- **Requirements**
Copy each line below in which the word "Users" occurs.

:: Provided records

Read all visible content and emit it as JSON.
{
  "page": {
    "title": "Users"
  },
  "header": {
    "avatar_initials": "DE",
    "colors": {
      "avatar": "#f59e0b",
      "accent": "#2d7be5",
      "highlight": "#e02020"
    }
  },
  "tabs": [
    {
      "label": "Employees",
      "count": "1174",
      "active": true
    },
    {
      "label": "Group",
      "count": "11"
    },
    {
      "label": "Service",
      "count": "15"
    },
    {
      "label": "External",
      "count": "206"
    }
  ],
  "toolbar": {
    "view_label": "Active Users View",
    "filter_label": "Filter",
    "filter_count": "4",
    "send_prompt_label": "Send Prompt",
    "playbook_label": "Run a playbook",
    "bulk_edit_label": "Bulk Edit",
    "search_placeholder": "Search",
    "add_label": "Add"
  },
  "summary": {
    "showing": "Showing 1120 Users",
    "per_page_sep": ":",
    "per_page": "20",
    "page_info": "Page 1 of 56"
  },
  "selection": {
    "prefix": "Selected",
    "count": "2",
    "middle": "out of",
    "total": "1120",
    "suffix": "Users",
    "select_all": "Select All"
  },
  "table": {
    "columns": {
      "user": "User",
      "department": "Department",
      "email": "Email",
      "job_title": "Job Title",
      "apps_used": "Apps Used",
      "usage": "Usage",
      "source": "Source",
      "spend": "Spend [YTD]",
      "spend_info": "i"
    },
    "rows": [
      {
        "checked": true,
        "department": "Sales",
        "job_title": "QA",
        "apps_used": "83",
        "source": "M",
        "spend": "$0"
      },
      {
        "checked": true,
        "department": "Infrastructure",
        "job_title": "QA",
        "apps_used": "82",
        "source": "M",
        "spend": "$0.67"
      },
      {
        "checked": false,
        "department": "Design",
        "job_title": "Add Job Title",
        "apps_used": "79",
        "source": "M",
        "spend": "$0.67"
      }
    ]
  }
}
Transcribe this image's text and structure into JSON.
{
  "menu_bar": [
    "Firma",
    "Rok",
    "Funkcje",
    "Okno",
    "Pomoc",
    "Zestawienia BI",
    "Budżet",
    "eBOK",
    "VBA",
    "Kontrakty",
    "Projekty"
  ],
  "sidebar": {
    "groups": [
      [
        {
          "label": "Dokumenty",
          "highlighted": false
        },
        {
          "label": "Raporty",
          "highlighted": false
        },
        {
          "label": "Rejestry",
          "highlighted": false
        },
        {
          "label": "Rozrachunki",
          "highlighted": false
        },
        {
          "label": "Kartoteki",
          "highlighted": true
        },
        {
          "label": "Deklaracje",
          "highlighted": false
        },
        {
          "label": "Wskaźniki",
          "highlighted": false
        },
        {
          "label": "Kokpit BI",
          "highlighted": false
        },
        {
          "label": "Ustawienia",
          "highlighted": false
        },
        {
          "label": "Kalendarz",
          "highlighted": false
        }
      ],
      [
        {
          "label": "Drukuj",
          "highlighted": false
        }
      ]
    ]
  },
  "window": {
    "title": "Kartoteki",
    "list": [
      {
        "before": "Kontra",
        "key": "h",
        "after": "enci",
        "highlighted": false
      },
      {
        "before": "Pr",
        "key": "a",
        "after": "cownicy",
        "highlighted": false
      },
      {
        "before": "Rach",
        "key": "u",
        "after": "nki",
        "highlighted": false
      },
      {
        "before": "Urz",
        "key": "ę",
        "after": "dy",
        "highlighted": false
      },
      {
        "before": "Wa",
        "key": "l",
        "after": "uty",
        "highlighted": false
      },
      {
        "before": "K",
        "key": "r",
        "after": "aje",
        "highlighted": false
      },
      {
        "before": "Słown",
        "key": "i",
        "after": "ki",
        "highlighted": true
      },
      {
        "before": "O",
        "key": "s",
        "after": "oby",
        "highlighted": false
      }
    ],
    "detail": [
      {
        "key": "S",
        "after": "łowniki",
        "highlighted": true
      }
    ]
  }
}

::::

- **Solution to this exercise**
    "title": "Users"
    "view_label": "Active Users View",
    "showing": "Showing 1120 Users",
    "suffix": "Users",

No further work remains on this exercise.